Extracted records
* start *

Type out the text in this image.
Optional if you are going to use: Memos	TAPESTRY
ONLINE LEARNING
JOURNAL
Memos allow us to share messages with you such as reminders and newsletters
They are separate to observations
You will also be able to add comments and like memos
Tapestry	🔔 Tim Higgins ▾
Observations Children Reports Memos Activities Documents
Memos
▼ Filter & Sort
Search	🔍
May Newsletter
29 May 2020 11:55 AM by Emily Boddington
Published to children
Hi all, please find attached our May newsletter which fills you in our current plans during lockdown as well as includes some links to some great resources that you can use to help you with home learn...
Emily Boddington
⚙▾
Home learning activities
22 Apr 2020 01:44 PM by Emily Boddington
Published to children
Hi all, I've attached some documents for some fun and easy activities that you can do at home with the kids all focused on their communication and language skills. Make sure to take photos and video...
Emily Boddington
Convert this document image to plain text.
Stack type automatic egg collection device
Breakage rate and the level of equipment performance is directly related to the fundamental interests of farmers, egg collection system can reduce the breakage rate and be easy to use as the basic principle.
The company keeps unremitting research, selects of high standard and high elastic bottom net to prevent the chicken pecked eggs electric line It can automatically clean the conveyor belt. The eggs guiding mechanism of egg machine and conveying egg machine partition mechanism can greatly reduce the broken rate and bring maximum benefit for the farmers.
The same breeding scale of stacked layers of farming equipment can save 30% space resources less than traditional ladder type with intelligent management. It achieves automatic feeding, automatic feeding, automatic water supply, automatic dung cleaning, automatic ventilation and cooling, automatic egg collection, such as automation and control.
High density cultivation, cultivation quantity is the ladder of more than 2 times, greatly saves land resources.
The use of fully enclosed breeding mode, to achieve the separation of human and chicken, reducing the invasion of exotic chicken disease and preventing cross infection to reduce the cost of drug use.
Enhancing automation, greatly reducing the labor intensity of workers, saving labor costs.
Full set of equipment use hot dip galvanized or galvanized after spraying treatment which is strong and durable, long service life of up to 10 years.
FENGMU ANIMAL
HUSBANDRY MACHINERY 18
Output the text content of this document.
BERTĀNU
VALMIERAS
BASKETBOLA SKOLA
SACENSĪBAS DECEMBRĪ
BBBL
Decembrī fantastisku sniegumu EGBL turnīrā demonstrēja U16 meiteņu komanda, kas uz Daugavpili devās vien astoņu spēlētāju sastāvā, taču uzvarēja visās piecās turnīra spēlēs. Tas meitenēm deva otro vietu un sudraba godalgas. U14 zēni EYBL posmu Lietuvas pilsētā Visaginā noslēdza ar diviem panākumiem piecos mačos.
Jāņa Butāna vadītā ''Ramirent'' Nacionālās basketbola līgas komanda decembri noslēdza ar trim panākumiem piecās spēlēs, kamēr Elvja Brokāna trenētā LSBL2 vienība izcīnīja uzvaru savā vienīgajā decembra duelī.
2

* end *

# Exercise:
Output the records above in their entirety, exactly.

# Solution to the problem:
Type out the text in this image.
Optional if you are going to use: Memos	TAPESTRY
ONLINE LEARNING
JOURNAL
Memos allow us to share messages with you such as reminders and newsletters
They are separate to observations
You will also be able to add comments and like memos
Tapestry	🔔 Tim Higgins ▾
Observations Children Reports Memos Activities Documents
Memos
▼ Filter & Sort
Search	🔍
May Newsletter
29 May 2020 11:55 AM by Emily Boddington
Published to children
Hi all, please find attached our May newsletter which fills you in our current plans during lockdown as well as includes some links to some great resources that you can use to help you with home learn...
Emily Boddington
⚙▾
Home learning activities
22 Apr 2020 01:44 PM by Emily Boddington
Published to children
Hi all, I've attached some documents for some fun and easy activities that you can do at home with the kids all focused on their communication and language skills. Make sure to take photos and video...
Emily Boddington
Convert this document image to plain text.
Stack type automatic egg collection device
Breakage rate and the level of equipment performance is directly related to the fundamental interests of farmers, egg collection system can reduce the breakage rate and be easy to use as the basic principle.
The company keeps unremitting research, selects of high standard and high elastic bottom net to prevent the chicken pecked eggs electric line It can automatically clean the conveyor belt. The eggs guiding mechanism of egg machine and conveying egg machine partition mechanism can greatly reduce the broken rate and bring maximum benefit for the farmers.
The same breeding scale of stacked layers of farming equipment can save 30% space resources less than traditional ladder type with intelligent management. It achieves automatic feeding, automatic feeding, automatic water supply, automatic dung cleaning, automatic ventilation and cooling, automatic egg collection, such as automation and control.
High density cultivation, cultivation quantity is the ladder of more than 2 times, greatly saves land resources.
The use of fully enclosed breeding mode, to achieve the separation of human and chicken, reducing the invasion of exotic chicken disease and preventing cross infection to reduce the cost of drug use.
Enhancing automation, greatly reducing the labor intensity of workers, saving labor costs.
Full set of equipment use hot dip galvanized or galvanized after spraying treatment which is strong and durable, long service life of up to 10 years.
FENGMU ANIMAL
HUSBANDRY MACHINERY 18
Output the text content of this document.
BERTĀNU
VALMIERAS
BASKETBOLA SKOLA
SACENSĪBAS DECEMBRĪ
BBBL
Decembrī fantastisku sniegumu EGBL turnīrā demonstrēja U16 meiteņu komanda, kas uz Daugavpili devās vien astoņu spēlētāju sastāvā, taču uzvarēja visās piecās turnīra spēlēs. Tas meitenēm deva otro vietu un sudraba godalgas. U14 zēni EYBL posmu Lietuvas pilsētā Visaginā noslēdza ar diviem panākumiem piecos mačos.
Jāņa Butāna vadītā ''Ramirent'' Nacionālās basketbola līgas komanda decembri noslēdza ar trim panākumiem piecās spēlēs, kamēr Elvja Brokāna trenētā LSBL2 vienība izcīnīja uzvaru savā vienīgajā decembra duelī.
2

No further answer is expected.